Task brief – Provide the records once more, identical to the original.

Exercise inputs –
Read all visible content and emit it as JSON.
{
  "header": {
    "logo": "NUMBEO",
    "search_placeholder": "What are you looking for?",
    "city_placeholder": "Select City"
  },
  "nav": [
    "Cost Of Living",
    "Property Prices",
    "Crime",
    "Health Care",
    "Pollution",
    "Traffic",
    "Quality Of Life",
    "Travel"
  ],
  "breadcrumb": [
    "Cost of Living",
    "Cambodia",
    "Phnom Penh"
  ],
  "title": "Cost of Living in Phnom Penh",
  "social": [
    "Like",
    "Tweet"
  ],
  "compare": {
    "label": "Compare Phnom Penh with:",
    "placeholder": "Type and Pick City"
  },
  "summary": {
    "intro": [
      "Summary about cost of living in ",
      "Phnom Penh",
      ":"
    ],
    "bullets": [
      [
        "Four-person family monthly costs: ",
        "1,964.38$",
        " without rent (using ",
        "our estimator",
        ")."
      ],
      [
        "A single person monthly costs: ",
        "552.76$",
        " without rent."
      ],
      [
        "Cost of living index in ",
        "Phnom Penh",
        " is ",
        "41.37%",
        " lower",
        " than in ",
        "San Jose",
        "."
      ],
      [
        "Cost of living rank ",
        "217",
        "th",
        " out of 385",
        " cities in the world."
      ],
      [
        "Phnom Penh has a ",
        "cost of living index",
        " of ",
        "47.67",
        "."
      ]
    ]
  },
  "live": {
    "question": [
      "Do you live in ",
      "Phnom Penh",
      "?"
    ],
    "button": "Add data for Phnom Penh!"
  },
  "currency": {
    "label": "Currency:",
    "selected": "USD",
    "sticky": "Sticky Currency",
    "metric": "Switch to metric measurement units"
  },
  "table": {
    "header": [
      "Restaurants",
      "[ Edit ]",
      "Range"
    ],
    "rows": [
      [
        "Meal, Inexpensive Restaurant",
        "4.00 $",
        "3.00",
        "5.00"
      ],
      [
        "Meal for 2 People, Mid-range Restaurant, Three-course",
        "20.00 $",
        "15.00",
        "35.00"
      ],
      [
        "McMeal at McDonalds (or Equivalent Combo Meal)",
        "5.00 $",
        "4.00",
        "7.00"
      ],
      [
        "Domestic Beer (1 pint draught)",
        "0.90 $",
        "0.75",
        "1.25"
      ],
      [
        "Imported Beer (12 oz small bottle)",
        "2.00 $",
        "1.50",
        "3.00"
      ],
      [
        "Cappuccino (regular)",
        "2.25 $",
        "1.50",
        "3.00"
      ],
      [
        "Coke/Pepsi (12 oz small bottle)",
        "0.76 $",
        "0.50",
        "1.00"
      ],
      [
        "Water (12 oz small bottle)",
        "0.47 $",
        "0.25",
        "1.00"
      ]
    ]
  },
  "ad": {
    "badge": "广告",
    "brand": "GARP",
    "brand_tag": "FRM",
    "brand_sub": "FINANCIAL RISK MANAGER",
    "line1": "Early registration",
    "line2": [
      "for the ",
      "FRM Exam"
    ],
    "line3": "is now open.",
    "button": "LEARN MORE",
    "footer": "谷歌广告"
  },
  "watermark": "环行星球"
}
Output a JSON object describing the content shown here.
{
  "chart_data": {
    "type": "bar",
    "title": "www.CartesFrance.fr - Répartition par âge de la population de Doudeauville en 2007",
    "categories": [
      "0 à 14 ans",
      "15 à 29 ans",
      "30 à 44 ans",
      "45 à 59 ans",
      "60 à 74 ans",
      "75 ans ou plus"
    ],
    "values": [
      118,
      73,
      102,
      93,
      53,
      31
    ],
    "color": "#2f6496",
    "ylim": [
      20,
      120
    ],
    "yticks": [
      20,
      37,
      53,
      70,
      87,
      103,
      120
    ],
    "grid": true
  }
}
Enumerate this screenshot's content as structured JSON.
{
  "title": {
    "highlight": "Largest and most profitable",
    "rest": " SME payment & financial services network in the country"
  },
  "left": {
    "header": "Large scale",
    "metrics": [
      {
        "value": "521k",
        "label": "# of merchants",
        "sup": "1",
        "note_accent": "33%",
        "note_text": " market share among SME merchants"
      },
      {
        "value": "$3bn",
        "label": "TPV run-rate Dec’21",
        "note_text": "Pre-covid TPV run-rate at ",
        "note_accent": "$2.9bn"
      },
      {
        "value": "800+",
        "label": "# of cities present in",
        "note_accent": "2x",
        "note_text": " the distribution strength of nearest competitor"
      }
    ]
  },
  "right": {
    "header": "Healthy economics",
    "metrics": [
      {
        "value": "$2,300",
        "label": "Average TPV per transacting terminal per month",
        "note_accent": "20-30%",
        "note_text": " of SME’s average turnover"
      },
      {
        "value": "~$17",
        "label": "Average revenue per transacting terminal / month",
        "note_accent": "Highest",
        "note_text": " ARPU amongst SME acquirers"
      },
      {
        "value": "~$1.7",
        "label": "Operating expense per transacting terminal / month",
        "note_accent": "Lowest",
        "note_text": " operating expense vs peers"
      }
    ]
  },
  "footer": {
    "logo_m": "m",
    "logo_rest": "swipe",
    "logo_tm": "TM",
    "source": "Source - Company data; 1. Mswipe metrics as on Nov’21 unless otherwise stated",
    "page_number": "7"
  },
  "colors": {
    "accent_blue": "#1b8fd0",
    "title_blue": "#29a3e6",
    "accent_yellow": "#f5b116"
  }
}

Task response –
Read all visible content and emit it as JSON.
{
  "header": {
    "logo": "NUMBEO",
    "search_placeholder": "What are you looking for?",
    "city_placeholder": "Select City"
  },
  "nav": [
    "Cost Of Living",
    "Property Prices",
    "Crime",
    "Health Care",
    "Pollution",
    "Traffic",
    "Quality Of Life",
    "Travel"
  ],
  "breadcrumb": [
    "Cost of Living",
    "Cambodia",
    "Phnom Penh"
  ],
  "title": "Cost of Living in Phnom Penh",
  "social": [
    "Like",
    "Tweet"
  ],
  "compare": {
    "label": "Compare Phnom Penh with:",
    "placeholder": "Type and Pick City"
  },
  "summary": {
    "intro": [
      "Summary about cost of living in ",
      "Phnom Penh",
      ":"
    ],
    "bullets": [
      [
        "Four-person family monthly costs: ",
        "1,964.38$",
        " without rent (using ",
        "our estimator",
        ")."
      ],
      [
        "A single person monthly costs: ",
        "552.76$",
        " without rent."
      ],
      [
        "Cost of living index in ",
        "Phnom Penh",
        " is ",
        "41.37%",
        " lower",
        " than in ",
        "San Jose",
        "."
      ],
      [
        "Cost of living rank ",
        "217",
        "th",
        " out of 385",
        " cities in the world."
      ],
      [
        "Phnom Penh has a ",
        "cost of living index",
        " of ",
        "47.67",
        "."
      ]
    ]
  },
  "live": {
    "question": [
      "Do you live in ",
      "Phnom Penh",
      "?"
    ],
    "button": "Add data for Phnom Penh!"
  },
  "currency": {
    "label": "Currency:",
    "selected": "USD",
    "sticky": "Sticky Currency",
    "metric": "Switch to metric measurement units"
  },
  "table": {
    "header": [
      "Restaurants",
      "[ Edit ]",
      "Range"
    ],
    "rows": [
      [
        "Meal, Inexpensive Restaurant",
        "4.00 $",
        "3.00",
        "5.00"
      ],
      [
        "Meal for 2 People, Mid-range Restaurant, Three-course",
        "20.00 $",
        "15.00",
        "35.00"
      ],
      [
        "McMeal at McDonalds (or Equivalent Combo Meal)",
        "5.00 $",
        "4.00",
        "7.00"
      ],
      [
        "Domestic Beer (1 pint draught)",
        "0.90 $",
        "0.75",
        "1.25"
      ],
      [
        "Imported Beer (12 oz small bottle)",
        "2.00 $",
        "1.50",
        "3.00"
      ],
      [
        "Cappuccino (regular)",
        "2.25 $",
        "1.50",
        "3.00"
      ],
      [
        "Coke/Pepsi (12 oz small bottle)",
        "0.76 $",
        "0.50",
        "1.00"
      ],
      [
        "Water (12 oz small bottle)",
        "0.47 $",
        "0.25",
        "1.00"
      ]
    ]
  },
  "ad": {
    "badge": "广告",
    "brand": "GARP",
    "brand_tag": "FRM",
    "brand_sub": "FINANCIAL RISK MANAGER",
    "line1": "Early registration",
    "line2": [
      "for the ",
      "FRM Exam"
    ],
    "line3": "is now open.",
    "button": "LEARN MORE",
    "footer": "谷歌广告"
  },
  "watermark": "环行星球"
}
Output a JSON object describing the content shown here.
{
  "chart_data": {
    "type": "bar",
    "title": "www.CartesFrance.fr - Répartition par âge de la population de Doudeauville en 2007",
    "categories": [
      "0 à 14 ans",
      "15 à 29 ans",
      "30 à 44 ans",
      "45 à 59 ans",
      "60 à 74 ans",
      "75 ans ou plus"
    ],
    "values": [
      118,
      73,
      102,
      93,
      53,
      31
    ],
    "color": "#2f6496",
    "ylim": [
      20,
      120
    ],
    "yticks": [
      20,
      37,
      53,
      70,
      87,
      103,
      120
    ],
    "grid": true
  }
}
Enumerate this screenshot's content as structured JSON.
{
  "title": {
    "highlight": "Largest and most profitable",
    "rest": " SME payment & financial services network in the country"
  },
  "left": {
    "header": "Large scale",
    "metrics": [
      {
        "value": "521k",
        "label": "# of merchants",
        "sup": "1",
        "note_accent": "33%",
        "note_text": " market share among SME merchants"
      },
      {
        "value": "$3bn",
        "label": "TPV run-rate Dec’21",
        "note_text": "Pre-covid TPV run-rate at ",
        "note_accent": "$2.9bn"
      },
      {
        "value": "800+",
        "label": "# of cities present in",
        "note_accent": "2x",
        "note_text": " the distribution strength of nearest competitor"
      }
    ]
  },
  "right": {
    "header": "Healthy economics",
    "metrics": [
      {
        "value": "$2,300",
        "label": "Average TPV per transacting terminal per month",
        "note_accent": "20-30%",
        "note_text": " of SME’s average turnover"
      },
      {
        "value": "~$17",
        "label": "Average revenue per transacting terminal / month",
        "note_accent": "Highest",
        "note_text": " ARPU amongst SME acquirers"
      },
      {
        "value": "~$1.7",
        "label": "Operating expense per transacting terminal / month",
        "note_accent": "Lowest",
        "note_text": " operating expense vs peers"
      }
    ]
  },
  "footer": {
    "logo_m": "m",
    "logo_rest": "swipe",
    "logo_tm": "TM",
    "source": "Source - Company data; 1. Mswipe metrics as on Nov’21 unless otherwise stated",
    "page_number": "7"
  },
  "colors": {
    "accent_blue": "#1b8fd0",
    "title_blue": "#29a3e6",
    "accent_yellow": "#f5b116"
  }
}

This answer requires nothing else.